[Stored data entries]
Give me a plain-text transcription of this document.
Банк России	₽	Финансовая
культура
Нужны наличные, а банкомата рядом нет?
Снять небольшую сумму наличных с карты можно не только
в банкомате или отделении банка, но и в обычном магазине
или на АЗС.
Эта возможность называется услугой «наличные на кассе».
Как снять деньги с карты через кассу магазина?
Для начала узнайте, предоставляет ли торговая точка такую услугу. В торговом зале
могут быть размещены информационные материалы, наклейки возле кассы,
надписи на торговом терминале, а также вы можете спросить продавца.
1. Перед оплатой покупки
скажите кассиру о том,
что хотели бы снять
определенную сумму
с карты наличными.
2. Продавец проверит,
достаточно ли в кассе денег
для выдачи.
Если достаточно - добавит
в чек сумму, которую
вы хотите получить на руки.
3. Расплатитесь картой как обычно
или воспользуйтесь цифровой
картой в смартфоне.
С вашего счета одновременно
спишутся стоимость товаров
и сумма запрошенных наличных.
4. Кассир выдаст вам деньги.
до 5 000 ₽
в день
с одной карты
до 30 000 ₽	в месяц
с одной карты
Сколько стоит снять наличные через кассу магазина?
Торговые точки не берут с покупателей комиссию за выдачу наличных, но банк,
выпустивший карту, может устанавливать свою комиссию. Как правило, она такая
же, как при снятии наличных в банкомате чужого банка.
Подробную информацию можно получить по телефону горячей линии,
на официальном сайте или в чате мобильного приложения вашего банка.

* * *

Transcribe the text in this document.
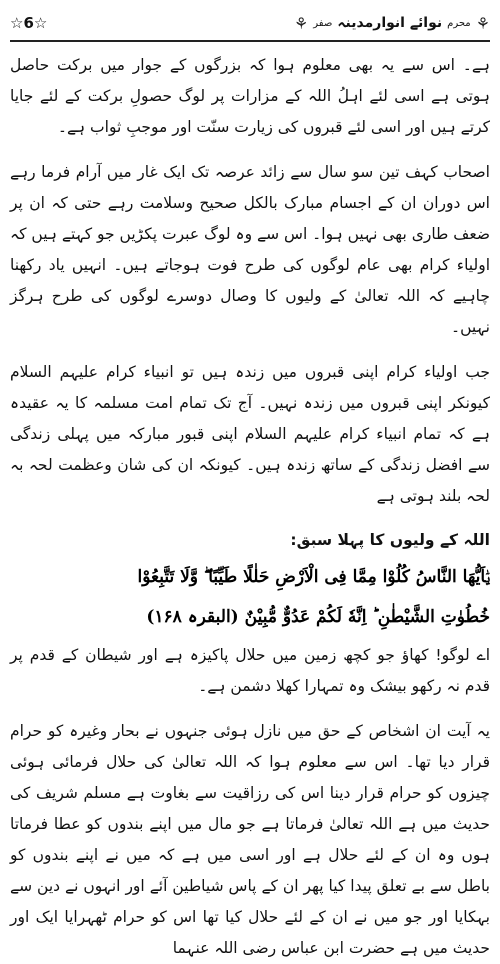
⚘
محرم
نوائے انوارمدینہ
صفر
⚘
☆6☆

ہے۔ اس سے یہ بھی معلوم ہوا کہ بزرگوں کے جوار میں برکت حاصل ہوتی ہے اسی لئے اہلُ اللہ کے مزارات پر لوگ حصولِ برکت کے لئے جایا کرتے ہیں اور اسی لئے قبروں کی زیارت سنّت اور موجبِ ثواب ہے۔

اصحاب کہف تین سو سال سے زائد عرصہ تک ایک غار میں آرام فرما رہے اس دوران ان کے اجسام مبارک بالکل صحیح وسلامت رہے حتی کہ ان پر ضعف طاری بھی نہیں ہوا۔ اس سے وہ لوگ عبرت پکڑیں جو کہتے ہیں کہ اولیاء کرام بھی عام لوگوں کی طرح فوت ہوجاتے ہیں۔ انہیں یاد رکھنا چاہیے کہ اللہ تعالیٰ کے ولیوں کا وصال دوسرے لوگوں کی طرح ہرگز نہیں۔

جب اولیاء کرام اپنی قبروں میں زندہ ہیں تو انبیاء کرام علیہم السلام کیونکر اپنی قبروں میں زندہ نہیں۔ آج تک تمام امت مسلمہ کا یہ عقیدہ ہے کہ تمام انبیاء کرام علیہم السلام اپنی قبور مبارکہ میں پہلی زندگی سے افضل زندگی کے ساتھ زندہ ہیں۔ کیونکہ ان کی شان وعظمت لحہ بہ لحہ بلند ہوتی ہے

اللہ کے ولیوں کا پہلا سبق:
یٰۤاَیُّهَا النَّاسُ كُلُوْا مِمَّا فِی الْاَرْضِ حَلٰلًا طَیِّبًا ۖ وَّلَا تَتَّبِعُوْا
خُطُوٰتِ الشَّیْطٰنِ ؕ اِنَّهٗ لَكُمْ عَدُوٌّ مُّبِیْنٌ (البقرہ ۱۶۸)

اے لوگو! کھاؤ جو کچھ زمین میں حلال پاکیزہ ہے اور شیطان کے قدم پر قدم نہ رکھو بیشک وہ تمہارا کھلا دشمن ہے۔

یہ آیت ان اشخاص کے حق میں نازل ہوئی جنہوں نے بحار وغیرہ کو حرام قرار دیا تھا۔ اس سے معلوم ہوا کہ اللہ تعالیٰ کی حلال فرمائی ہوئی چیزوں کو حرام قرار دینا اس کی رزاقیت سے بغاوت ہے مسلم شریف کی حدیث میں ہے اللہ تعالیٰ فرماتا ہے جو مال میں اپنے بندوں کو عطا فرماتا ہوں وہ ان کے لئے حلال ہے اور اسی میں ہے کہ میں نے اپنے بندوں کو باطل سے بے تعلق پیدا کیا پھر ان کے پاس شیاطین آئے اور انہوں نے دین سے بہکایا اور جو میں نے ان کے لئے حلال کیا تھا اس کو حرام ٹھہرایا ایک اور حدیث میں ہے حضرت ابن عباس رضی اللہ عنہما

--

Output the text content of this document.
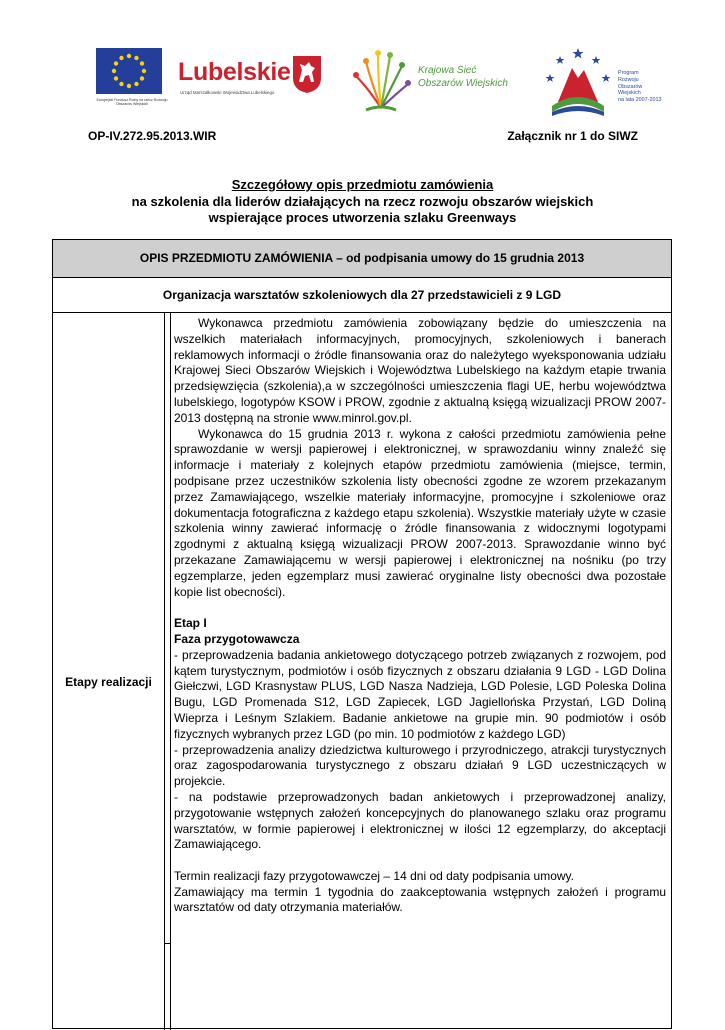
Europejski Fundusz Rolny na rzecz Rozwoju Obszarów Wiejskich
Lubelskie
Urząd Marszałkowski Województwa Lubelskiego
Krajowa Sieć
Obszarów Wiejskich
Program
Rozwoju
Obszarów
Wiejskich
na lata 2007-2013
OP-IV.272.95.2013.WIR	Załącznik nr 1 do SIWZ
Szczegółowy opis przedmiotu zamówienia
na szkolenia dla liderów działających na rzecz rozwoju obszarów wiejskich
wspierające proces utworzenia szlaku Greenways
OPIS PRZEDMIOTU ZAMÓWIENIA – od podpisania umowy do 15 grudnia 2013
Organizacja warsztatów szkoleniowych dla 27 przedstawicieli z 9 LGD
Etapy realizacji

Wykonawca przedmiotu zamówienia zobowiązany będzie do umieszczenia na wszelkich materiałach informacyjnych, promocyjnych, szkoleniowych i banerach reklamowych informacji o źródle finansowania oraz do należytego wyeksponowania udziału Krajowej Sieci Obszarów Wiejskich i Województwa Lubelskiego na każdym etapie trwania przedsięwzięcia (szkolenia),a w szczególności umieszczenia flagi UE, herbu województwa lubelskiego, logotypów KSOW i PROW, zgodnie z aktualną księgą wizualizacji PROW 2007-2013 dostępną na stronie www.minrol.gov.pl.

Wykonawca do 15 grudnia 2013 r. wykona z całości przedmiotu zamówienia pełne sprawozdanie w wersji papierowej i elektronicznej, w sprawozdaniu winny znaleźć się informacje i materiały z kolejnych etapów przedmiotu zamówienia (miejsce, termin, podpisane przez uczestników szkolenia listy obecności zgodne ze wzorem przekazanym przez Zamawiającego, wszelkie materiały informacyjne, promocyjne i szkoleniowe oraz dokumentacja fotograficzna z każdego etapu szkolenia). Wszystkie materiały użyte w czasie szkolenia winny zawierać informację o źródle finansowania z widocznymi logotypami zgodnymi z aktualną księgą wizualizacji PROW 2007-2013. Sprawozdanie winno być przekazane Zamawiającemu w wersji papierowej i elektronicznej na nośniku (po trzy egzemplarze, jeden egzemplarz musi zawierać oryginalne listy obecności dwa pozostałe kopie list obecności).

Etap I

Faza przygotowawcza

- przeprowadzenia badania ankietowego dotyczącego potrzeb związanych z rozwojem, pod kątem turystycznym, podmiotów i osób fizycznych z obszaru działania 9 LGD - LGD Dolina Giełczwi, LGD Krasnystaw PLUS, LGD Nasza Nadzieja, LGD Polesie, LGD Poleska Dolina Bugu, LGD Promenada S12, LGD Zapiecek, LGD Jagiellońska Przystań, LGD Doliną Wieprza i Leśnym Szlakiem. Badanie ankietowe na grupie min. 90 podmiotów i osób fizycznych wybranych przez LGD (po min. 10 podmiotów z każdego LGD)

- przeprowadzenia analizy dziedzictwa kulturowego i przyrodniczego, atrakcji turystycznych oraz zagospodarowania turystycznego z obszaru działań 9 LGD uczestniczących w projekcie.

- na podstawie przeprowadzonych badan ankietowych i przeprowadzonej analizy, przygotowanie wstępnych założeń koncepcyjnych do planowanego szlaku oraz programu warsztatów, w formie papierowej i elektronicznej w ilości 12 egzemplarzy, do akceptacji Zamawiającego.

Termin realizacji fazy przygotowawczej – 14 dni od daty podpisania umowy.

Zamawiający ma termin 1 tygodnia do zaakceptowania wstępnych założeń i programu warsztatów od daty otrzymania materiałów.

[PROBLEM DESCRIPTION] Above are entries; state the number of lines among them that contain "podpisania", and nothing else.

[SOLUTION TO THIS EXERCISE] 2